▶ _What you need to do_
Your task is to print all of the material verbatim.

Rows from a dataset
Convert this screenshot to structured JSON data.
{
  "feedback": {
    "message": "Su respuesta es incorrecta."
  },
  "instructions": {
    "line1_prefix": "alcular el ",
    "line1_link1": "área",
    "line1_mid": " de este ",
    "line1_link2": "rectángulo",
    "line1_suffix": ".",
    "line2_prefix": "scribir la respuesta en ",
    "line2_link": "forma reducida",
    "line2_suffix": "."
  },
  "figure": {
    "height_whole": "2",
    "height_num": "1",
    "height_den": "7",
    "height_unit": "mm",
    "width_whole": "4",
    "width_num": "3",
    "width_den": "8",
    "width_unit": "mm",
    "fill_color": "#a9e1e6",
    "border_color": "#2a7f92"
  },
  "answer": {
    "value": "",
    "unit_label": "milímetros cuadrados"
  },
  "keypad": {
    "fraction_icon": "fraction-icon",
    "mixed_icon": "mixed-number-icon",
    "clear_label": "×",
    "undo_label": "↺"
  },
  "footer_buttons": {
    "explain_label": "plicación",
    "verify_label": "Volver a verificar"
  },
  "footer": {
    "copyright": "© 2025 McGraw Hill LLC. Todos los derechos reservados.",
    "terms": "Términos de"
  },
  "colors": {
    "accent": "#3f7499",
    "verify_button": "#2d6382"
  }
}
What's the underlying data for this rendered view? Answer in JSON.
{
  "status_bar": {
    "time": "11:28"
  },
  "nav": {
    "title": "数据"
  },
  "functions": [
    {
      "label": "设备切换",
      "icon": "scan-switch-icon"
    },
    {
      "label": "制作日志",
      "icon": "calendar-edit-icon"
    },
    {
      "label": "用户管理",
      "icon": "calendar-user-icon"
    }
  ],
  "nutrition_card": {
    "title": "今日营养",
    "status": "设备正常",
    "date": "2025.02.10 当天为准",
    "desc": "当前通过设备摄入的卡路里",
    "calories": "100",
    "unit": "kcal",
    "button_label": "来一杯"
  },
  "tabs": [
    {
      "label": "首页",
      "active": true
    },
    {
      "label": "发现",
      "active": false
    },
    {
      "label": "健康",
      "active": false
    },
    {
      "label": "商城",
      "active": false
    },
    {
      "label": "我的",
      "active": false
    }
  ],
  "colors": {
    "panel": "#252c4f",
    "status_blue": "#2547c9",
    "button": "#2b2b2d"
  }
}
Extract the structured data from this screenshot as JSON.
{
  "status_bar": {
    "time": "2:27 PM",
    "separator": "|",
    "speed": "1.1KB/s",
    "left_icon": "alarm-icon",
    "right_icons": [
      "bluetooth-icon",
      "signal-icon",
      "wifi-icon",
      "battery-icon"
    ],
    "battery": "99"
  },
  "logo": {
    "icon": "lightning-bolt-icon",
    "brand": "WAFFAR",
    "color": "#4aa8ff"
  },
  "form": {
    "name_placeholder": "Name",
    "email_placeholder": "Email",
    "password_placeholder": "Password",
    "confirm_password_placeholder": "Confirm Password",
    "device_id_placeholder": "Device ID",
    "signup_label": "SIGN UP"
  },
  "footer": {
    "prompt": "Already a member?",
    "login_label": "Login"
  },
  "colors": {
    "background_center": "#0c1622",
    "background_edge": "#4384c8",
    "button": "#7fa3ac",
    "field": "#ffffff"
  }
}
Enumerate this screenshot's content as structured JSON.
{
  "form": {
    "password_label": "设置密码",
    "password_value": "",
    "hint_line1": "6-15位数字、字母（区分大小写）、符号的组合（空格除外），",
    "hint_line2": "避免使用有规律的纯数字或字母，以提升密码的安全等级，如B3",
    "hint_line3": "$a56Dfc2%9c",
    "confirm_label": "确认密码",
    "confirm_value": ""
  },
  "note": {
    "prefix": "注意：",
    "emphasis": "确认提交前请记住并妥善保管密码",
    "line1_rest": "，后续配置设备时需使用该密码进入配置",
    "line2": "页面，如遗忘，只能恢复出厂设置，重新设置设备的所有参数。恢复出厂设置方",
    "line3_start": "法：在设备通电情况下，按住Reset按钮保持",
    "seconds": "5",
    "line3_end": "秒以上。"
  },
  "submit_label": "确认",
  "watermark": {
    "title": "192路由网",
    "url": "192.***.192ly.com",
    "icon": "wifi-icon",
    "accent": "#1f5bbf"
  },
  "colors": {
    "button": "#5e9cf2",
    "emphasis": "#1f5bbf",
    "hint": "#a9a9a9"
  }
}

▶ _Output of the task_
Convert this screenshot to structured JSON data.
{
  "feedback": {
    "message": "Su respuesta es incorrecta."
  },
  "instructions": {
    "line1_prefix": "alcular el ",
    "line1_link1": "área",
    "line1_mid": " de este ",
    "line1_link2": "rectángulo",
    "line1_suffix": ".",
    "line2_prefix": "scribir la respuesta en ",
    "line2_link": "forma reducida",
    "line2_suffix": "."
  },
  "figure": {
    "height_whole": "2",
    "height_num": "1",
    "height_den": "7",
    "height_unit": "mm",
    "width_whole": "4",
    "width_num": "3",
    "width_den": "8",
    "width_unit": "mm",
    "fill_color": "#a9e1e6",
    "border_color": "#2a7f92"
  },
  "answer": {
    "value": "",
    "unit_label": "milímetros cuadrados"
  },
  "keypad": {
    "fraction_icon": "fraction-icon",
    "mixed_icon": "mixed-number-icon",
    "clear_label": "×",
    "undo_label": "↺"
  },
  "footer_buttons": {
    "explain_label": "plicación",
    "verify_label": "Volver a verificar"
  },
  "footer": {
    "copyright": "© 2025 McGraw Hill LLC. Todos los derechos reservados.",
    "terms": "Términos de"
  },
  "colors": {
    "accent": "#3f7499",
    "verify_button": "#2d6382"
  }
}
What's the underlying data for this rendered view? Answer in JSON.
{
  "status_bar": {
    "time": "11:28"
  },
  "nav": {
    "title": "数据"
  },
  "functions": [
    {
      "label": "设备切换",
      "icon": "scan-switch-icon"
    },
    {
      "label": "制作日志",
      "icon": "calendar-edit-icon"
    },
    {
      "label": "用户管理",
      "icon": "calendar-user-icon"
    }
  ],
  "nutrition_card": {
    "title": "今日营养",
    "status": "设备正常",
    "date": "2025.02.10 当天为准",
    "desc": "当前通过设备摄入的卡路里",
    "calories": "100",
    "unit": "kcal",
    "button_label": "来一杯"
  },
  "tabs": [
    {
      "label": "首页",
      "active": true
    },
    {
      "label": "发现",
      "active": false
    },
    {
      "label": "健康",
      "active": false
    },
    {
      "label": "商城",
      "active": false
    },
    {
      "label": "我的",
      "active": false
    }
  ],
  "colors": {
    "panel": "#252c4f",
    "status_blue": "#2547c9",
    "button": "#2b2b2d"
  }
}
Extract the structured data from this screenshot as JSON.
{
  "status_bar": {
    "time": "2:27 PM",
    "separator": "|",
    "speed": "1.1KB/s",
    "left_icon": "alarm-icon",
    "right_icons": [
      "bluetooth-icon",
      "signal-icon",
      "wifi-icon",
      "battery-icon"
    ],
    "battery": "99"
  },
  "logo": {
    "icon": "lightning-bolt-icon",
    "brand": "WAFFAR",
    "color": "#4aa8ff"
  },
  "form": {
    "name_placeholder": "Name",
    "email_placeholder": "Email",
    "password_placeholder": "Password",
    "confirm_password_placeholder": "Confirm Password",
    "device_id_placeholder": "Device ID",
    "signup_label": "SIGN UP"
  },
  "footer": {
    "prompt": "Already a member?",
    "login_label": "Login"
  },
  "colors": {
    "background_center": "#0c1622",
    "background_edge": "#4384c8",
    "button": "#7fa3ac",
    "field": "#ffffff"
  }
}
Enumerate this screenshot's content as structured JSON.
{
  "form": {
    "password_label": "设置密码",
    "password_value": "",
    "hint_line1": "6-15位数字、字母（区分大小写）、符号的组合（空格除外），",
    "hint_line2": "避免使用有规律的纯数字或字母，以提升密码的安全等级，如B3",
    "hint_line3": "$a56Dfc2%9c",
    "confirm_label": "确认密码",
    "confirm_value": ""
  },
  "note": {
    "prefix": "注意：",
    "emphasis": "确认提交前请记住并妥善保管密码",
    "line1_rest": "，后续配置设备时需使用该密码进入配置",
    "line2": "页面，如遗忘，只能恢复出厂设置，重新设置设备的所有参数。恢复出厂设置方",
    "line3_start": "法：在设备通电情况下，按住Reset按钮保持",
    "seconds": "5",
    "line3_end": "秒以上。"
  },
  "submit_label": "确认",
  "watermark": {
    "title": "192路由网",
    "url": "192.***.192ly.com",
    "icon": "wifi-icon",
    "accent": "#1f5bbf"
  },
  "colors": {
    "button": "#5e9cf2",
    "emphasis": "#1f5bbf",
    "hint": "#a9a9a9"
  }
}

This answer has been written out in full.